> [Exercise instructions]
Find every line containing the word "labels" in the records below; report only how many there are.

Provided records: Begin

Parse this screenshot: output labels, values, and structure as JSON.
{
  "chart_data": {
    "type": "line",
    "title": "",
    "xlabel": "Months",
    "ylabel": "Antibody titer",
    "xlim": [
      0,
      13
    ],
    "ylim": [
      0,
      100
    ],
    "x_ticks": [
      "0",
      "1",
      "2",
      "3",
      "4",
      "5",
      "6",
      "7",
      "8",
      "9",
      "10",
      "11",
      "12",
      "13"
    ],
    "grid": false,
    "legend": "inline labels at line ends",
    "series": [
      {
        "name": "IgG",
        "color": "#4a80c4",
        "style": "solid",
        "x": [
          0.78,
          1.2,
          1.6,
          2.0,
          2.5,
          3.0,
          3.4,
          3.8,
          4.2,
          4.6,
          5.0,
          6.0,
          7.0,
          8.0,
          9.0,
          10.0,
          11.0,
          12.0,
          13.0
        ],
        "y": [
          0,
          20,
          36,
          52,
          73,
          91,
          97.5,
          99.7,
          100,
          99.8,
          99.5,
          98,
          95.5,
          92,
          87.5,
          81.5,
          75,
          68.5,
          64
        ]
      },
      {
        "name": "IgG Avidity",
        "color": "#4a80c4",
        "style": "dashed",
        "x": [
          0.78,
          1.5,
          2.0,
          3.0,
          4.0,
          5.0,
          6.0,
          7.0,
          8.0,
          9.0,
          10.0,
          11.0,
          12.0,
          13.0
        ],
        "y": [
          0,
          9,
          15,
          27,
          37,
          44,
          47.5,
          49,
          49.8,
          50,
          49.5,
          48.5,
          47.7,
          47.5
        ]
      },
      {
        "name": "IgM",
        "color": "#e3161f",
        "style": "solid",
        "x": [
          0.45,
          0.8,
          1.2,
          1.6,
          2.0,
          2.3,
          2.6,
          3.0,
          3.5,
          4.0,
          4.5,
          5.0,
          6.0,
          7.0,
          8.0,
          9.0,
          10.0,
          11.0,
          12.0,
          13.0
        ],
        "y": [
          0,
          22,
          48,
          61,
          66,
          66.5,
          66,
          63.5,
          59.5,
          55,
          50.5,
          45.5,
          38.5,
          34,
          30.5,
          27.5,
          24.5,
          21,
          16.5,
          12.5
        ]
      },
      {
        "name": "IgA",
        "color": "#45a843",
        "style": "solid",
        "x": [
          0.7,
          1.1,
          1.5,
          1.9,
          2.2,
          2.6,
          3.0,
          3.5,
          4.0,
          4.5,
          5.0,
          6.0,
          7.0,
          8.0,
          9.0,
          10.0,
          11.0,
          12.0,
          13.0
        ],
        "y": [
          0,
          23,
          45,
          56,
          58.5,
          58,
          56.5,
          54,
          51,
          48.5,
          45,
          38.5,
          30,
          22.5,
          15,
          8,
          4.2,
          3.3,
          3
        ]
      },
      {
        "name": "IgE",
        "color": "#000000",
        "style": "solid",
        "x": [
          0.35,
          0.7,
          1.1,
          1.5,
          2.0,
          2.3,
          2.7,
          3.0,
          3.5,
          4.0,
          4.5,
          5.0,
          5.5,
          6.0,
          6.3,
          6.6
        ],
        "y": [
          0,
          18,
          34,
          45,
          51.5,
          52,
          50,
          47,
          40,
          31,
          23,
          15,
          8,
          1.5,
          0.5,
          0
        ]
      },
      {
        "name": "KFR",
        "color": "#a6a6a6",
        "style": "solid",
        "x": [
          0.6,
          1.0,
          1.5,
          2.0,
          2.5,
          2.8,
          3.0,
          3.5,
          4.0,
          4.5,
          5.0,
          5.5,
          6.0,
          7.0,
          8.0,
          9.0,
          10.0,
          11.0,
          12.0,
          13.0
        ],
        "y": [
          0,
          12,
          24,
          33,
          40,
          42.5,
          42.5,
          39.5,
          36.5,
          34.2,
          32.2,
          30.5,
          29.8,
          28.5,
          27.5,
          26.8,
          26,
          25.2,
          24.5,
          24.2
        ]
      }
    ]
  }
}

Provided records: End

> [Solution to the exercise]
2